Items from a figure collection:
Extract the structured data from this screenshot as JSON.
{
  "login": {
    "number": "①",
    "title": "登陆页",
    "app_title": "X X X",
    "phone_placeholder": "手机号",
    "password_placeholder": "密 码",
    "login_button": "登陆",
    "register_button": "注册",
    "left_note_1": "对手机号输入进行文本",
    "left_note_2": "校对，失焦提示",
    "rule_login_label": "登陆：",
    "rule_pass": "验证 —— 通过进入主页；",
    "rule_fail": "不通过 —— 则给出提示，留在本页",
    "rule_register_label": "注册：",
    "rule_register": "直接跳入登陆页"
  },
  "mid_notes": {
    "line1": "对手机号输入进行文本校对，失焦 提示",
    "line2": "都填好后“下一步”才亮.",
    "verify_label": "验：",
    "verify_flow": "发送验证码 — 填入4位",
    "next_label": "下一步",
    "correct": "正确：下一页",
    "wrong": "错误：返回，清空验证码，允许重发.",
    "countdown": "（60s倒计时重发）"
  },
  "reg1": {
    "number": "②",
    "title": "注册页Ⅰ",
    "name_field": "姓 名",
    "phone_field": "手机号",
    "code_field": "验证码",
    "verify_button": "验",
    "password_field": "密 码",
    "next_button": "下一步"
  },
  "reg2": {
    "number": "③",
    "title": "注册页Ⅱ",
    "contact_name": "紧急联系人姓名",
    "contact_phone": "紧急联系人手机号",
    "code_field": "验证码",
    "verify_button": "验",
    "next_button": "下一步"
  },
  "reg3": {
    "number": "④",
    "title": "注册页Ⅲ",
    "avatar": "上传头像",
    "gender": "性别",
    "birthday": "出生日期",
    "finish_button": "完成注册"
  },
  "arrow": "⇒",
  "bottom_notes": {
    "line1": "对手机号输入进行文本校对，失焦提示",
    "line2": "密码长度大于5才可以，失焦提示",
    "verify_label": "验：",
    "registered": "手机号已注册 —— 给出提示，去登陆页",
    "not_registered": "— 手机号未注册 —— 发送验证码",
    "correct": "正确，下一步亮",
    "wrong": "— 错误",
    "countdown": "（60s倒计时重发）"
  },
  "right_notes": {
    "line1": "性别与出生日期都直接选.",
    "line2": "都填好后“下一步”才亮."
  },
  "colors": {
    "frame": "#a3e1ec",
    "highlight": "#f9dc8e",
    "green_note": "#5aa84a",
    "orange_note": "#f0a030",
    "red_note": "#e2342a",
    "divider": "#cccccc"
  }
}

**Requirements:** Please quote the data above in full, with no line missing.

**Task output:**
Extract the structured data from this screenshot as JSON.
{
  "login": {
    "number": "①",
    "title": "登陆页",
    "app_title": "X X X",
    "phone_placeholder": "手机号",
    "password_placeholder": "密 码",
    "login_button": "登陆",
    "register_button": "注册",
    "left_note_1": "对手机号输入进行文本",
    "left_note_2": "校对，失焦提示",
    "rule_login_label": "登陆：",
    "rule_pass": "验证 —— 通过进入主页；",
    "rule_fail": "不通过 —— 则给出提示，留在本页",
    "rule_register_label": "注册：",
    "rule_register": "直接跳入登陆页"
  },
  "mid_notes": {
    "line1": "对手机号输入进行文本校对，失焦 提示",
    "line2": "都填好后“下一步”才亮.",
    "verify_label": "验：",
    "verify_flow": "发送验证码 — 填入4位",
    "next_label": "下一步",
    "correct": "正确：下一页",
    "wrong": "错误：返回，清空验证码，允许重发.",
    "countdown": "（60s倒计时重发）"
  },
  "reg1": {
    "number": "②",
    "title": "注册页Ⅰ",
    "name_field": "姓 名",
    "phone_field": "手机号",
    "code_field": "验证码",
    "verify_button": "验",
    "password_field": "密 码",
    "next_button": "下一步"
  },
  "reg2": {
    "number": "③",
    "title": "注册页Ⅱ",
    "contact_name": "紧急联系人姓名",
    "contact_phone": "紧急联系人手机号",
    "code_field": "验证码",
    "verify_button": "验",
    "next_button": "下一步"
  },
  "reg3": {
    "number": "④",
    "title": "注册页Ⅲ",
    "avatar": "上传头像",
    "gender": "性别",
    "birthday": "出生日期",
    "finish_button": "完成注册"
  },
  "arrow": "⇒",
  "bottom_notes": {
    "line1": "对手机号输入进行文本校对，失焦提示",
    "line2": "密码长度大于5才可以，失焦提示",
    "verify_label": "验：",
    "registered": "手机号已注册 —— 给出提示，去登陆页",
    "not_registered": "— 手机号未注册 —— 发送验证码",
    "correct": "正确，下一步亮",
    "wrong": "— 错误",
    "countdown": "（60s倒计时重发）"
  },
  "right_notes": {
    "line1": "性别与出生日期都直接选.",
    "line2": "都填好后“下一步”才亮."
  },
  "colors": {
    "frame": "#a3e1ec",
    "highlight": "#f9dc8e",
    "green_note": "#5aa84a",
    "orange_note": "#f0a030",
    "red_note": "#e2342a",
    "divider": "#cccccc"
  }
}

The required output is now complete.